THE TASK: Give back exactly the lines starting at the one with "OCR this image." and ending at the last line of the data below. Pictures are not part of the copy.

── TASK MATERIAL ──

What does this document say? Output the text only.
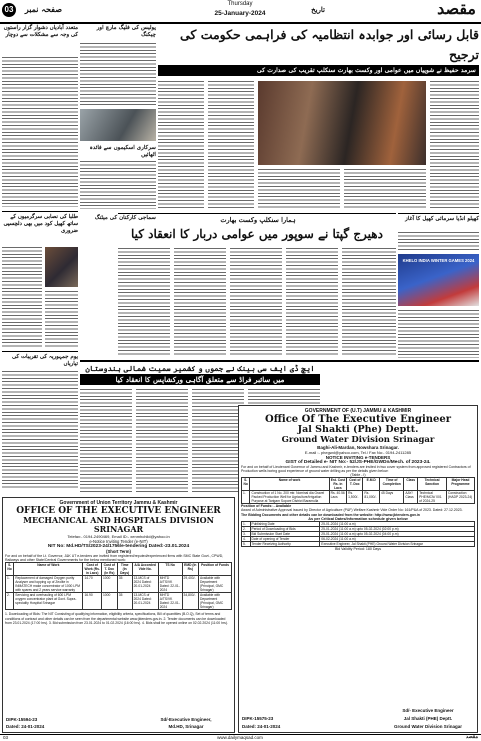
03	صفحہ نمبر	Thursday
25-January-2024	تاریخ	مقصد
متعدد آبادیاں دشوار گزار راستوں کی وجہ سے مشکلات سے دوچار
طلبا کی نصابی سرگرمیوں کے ساتھ کھیل کود میں بھی دلچسپی ضروری
یوم جمہوریہ کی تقریبات کی تیاریاں
پولیس کی فلیگ مارچ اور چیکنگ
سرکاری اسکیموں سے فائدہ اٹھائیں
سماجی کارکنان کی میٹنگ
قابل رسائی اور جوابدہ انتظامیہ کی فراہمی حکومت کی ترجیح
سرمد حفیظ نے شوپیاں میں عوامی اور وکست بھارت سنکلپ تقریب کی صدارت کی
ہمارا سنکلپ وکست بھارت
دھیرج گپتا نے سوپور میں عوامی دربار کا انعقاد کیا
کھیلو انڈیا سرمائی کھیل کا آغاز
KHELO INDIA WINTER GAMES 2024
ایچ ڈی ایف سی بینک نے جموں و کشمیر سمیت شمالی ہندوستان
میں سائبر فراڈ سے متعلق آگاہی ورکشاپس کا انعقاد کیا
GOVERNMENT OF (U.T) JAMMU & KASHMIR
Office Of The Executive Engineer
Jal Shakti (Phe) Deptt.
Ground Water Division Srinagar
Baghi-Ali-Mardan, Nowshara Srinagar.
E-mail :- phegwd@yahoo.com, Tel./ Fax No:- 0194-2411285
NOTICE INVITING e-TENDERS
GIST of Detailed e- NIT No:- 52/JS-PHE/GWDn/Mech. of 2023-24.
For and on behalf of Lieutenant Governor of Jammu and Kashmir, e-tenders are invited in two cover system from approved registered Contractors of Production wells boring good experience of ground water drilling as per the details given below:
(Table - I)
S. No	Name of work	Est. Cost Rs. in Lacs	Cost of T. Doc	E.M.D	Time of Completion	Class	Technical Sanction	Major Head Programme
1.	Construction of 1 No. 200 mtr. Nominal dia Gravel Packed Production Well for Agriculture/Irrigation Purpose at Tarigam Sopore District Baramulla	Rs. 40.56 Lacs	Rs. 1,500/-	Rs. 81,000/-	45 Days	AAY/ Class	Technical PHE/MCN/ 001 of 2024-25	Construction (HADP 2023-24)
Position of Funds: - Available
Award of Administrative Approval issued by Director of Agriculture (P&F) Welfare Kashmir Vide Order No: 161/P&A of 2023. Dated: 27.12.2023.
The Bidding Documents and other details can be downloaded from the website: http://www.jktenders.gov.in
As per Critical Dates/Information schedule given below
1.	Publishing Date	25-01-2024 (11:00 a.m)
2.	Period of Downloading of Bids	25-01-2024 (11:00 a.m) upto 05-02-2024 (02:00 p.m)
3.	Bid Submission Start Date	25-01-2024 (11:00 a.m) upto 05-02-2024 (04:00 p.m)
4.	Date of opening of Tender	06-02-2024 (11:00 a.m)
5.	Tender Receiving Authority	Executive Engineer, Jal Shakti (PHE) Ground Water Division Srinagar
Bid Validity Period: 180 Days
DIPK-15575-23
Dated: 24-01-2024
Sd/- Executive Engineer
Jal Shakti (PHE) Deptt.
Ground Water Division Srinagar
Government of Union Territory Jammu & Kashmir
OFFICE OF THE EXECUTIVE ENGINEER
MECHANICAL AND HOSPITALS DIVISION
SRINAGAR
Telefax:- 0194-2490469, Email ID:- xenmhchild@yahoo.in
e-Notice Inviting Tender (e-NIT)
NIT No: Md.HD/TS/2023-24/1756/e-tendering Dated:-23.01.2024
(Short Term)
For and on behalf of the Lt. Governor, J&K UT e-tenders are invited from registered/reputed/experienced firms with SMC State Govt., CPWD, Railways and other State/Central Governments for the below mentioned work:
S. No	Name of Work	Cost of Work (Rs. in Lacs)	Cost of T. Doc (In Rs)	Time (In Days)	A/A Accorded Vide No.	TS No	EMD (In Rs)	Position of Funds
1.	Replacement of damaged Oxygen purity Analyser and topping up of Zeolite in INMATECH make concentrator of 1000 LPM with spares and 2 years service warranty	14.70	1000	35	13-MCS of 2024 Dated: 20-01-2024	MHTD A/TS/VK Dated: 22-01-2024	29,400/-	Available with Department (Principal, GMC Srinagar)
2.	Servicing and overhauling of 600 LPM oxygen concentrator plant at Govt. Supra-speciality Hospital Srinagar	16.90	1000	35	13-MCS of 2024 Dated: 20-01-2024	MHTD A/TS/VK Dated: 22-01-2024	34,800/-	Available with Department (Principal, GMC Srinagar)
1. Downloading of Bids: The NIT Consisting of qualifying information, eligibility criteria, specifications, Bill of quantities (B.O.Q), Set of terms and conditions of contract and other details can be seen from the departmental website www.jktenders.gov.in. 2. Tender documents can be downloaded from 23.01.2024 (17:00 hrs). 3. Bid submission from 23.01.2024 to 01.02.2024 (16:00 hrs). 4. Bids shall be opened online on 02.02.2024 (11:00 hrs).
DIPK-15594-23
Dated: 24-01-2024
Sd/-Executive Engineer,
Md.HD, Srinagar
03	www.dailymaqsad.com	مقصد
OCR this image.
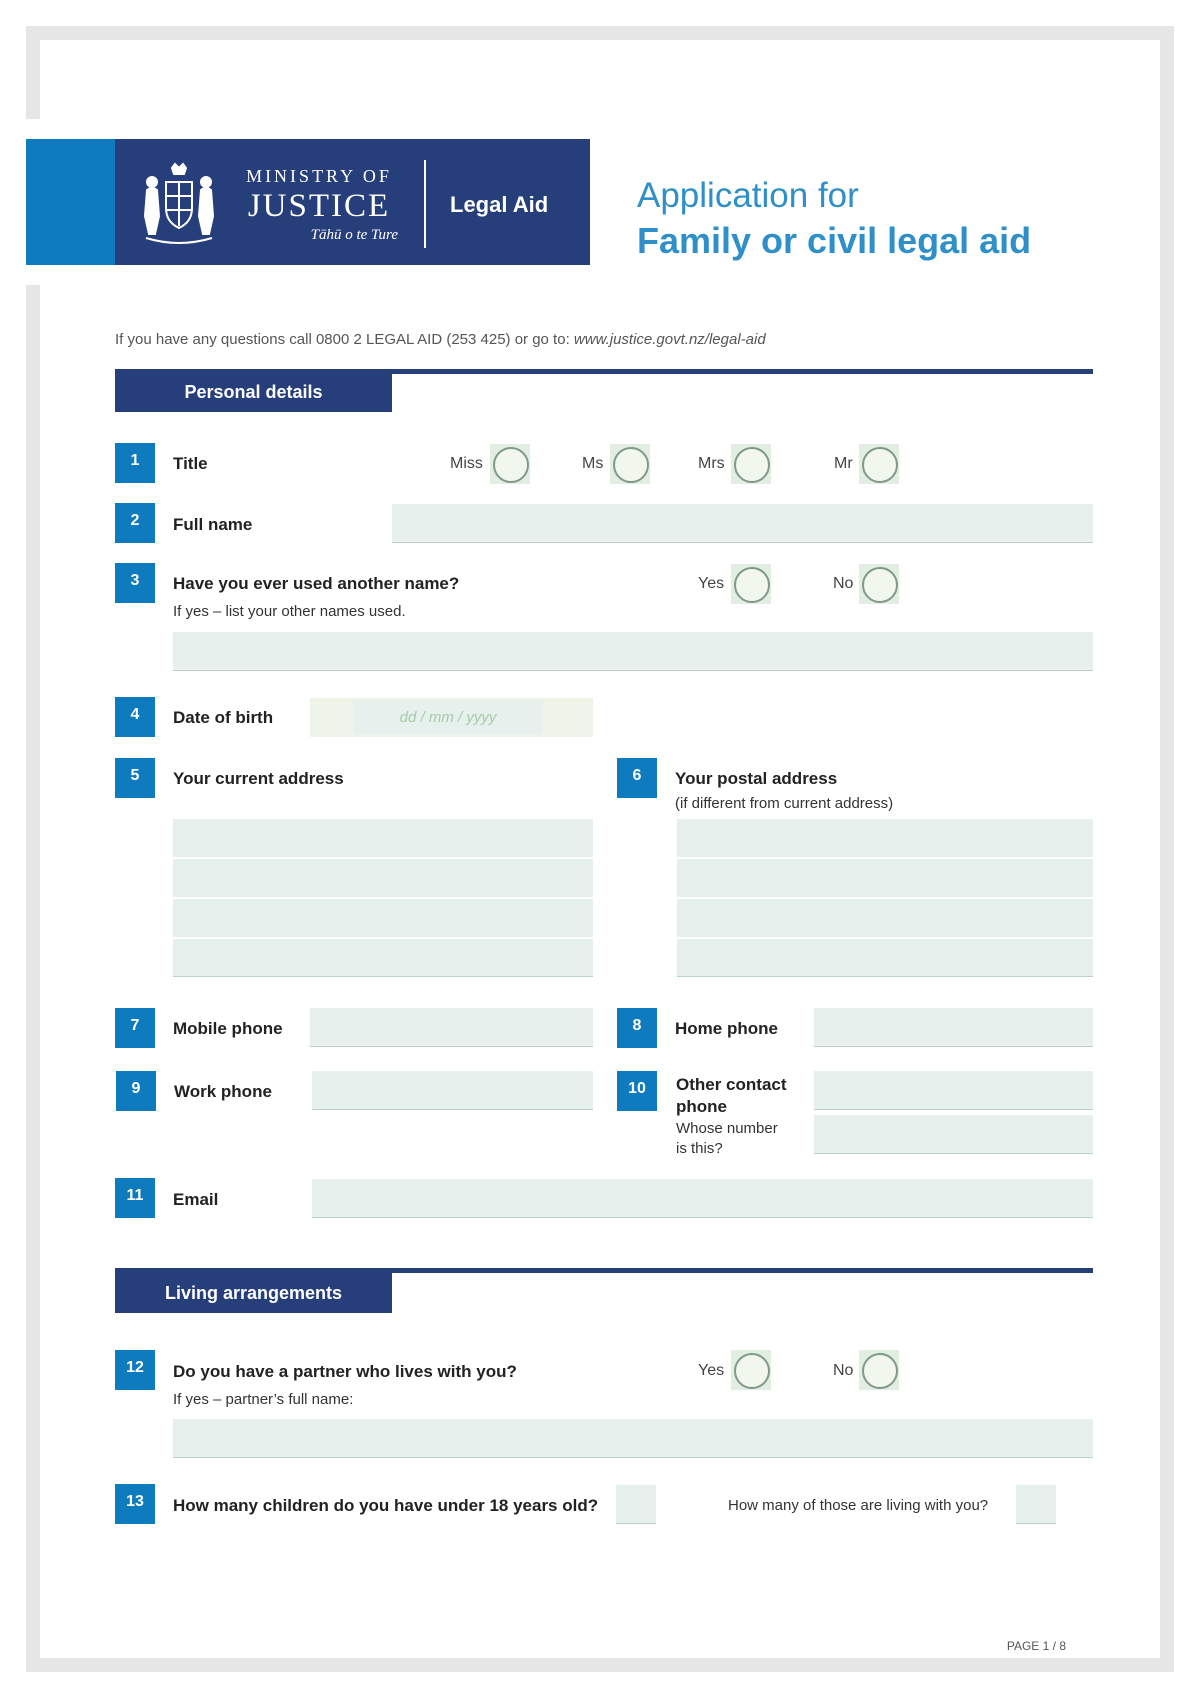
MINISTRY OF
JUSTICE
Tāhū o te Ture
Legal Aid	Application for
Family or civil legal aid
If you have any questions call 0800 2 LEGAL AID (253 425) or go to: www.justice.govt.nz/legal-aid
Personal details
1	Title	Miss	Ms	Mrs	Mr
2	Full name
3	Have you ever used another name?
If yes – list your other names used.
Yes	No
4	Date of birth	dd / mm / yyyy
5	Your current address	6	Your postal address
(if different from current address)
7	Mobile phone	8	Home phone
9	Work phone	10	Other contact
phone
Whose number
is this?
11	Email
Living arrangements
12	Do you have a partner who lives with you?
If yes – partner’s full name:
Yes	No
13	How many children do you have under 18 years old?	How many of those are living with you?
PAGE 1 / 8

───

FULL RESPONSE:
OCR this image.
MINISTRY OF
JUSTICE
Tāhū o te Ture
Legal Aid	Application for
Family or civil legal aid
If you have any questions call 0800 2 LEGAL AID (253 425) or go to: www.justice.govt.nz/legal-aid
Personal details
1	Title	Miss	Ms	Mrs	Mr
2	Full name
3	Have you ever used another name?
If yes – list your other names used.
Yes	No
4	Date of birth	dd / mm / yyyy
5	Your current address	6	Your postal address
(if different from current address)
7	Mobile phone	8	Home phone
9	Work phone	10	Other contact
phone
Whose number
is this?
11	Email
Living arrangements
12	Do you have a partner who lives with you?
If yes – partner’s full name:
Yes	No
13	How many children do you have under 18 years old?	How many of those are living with you?
PAGE 1 / 8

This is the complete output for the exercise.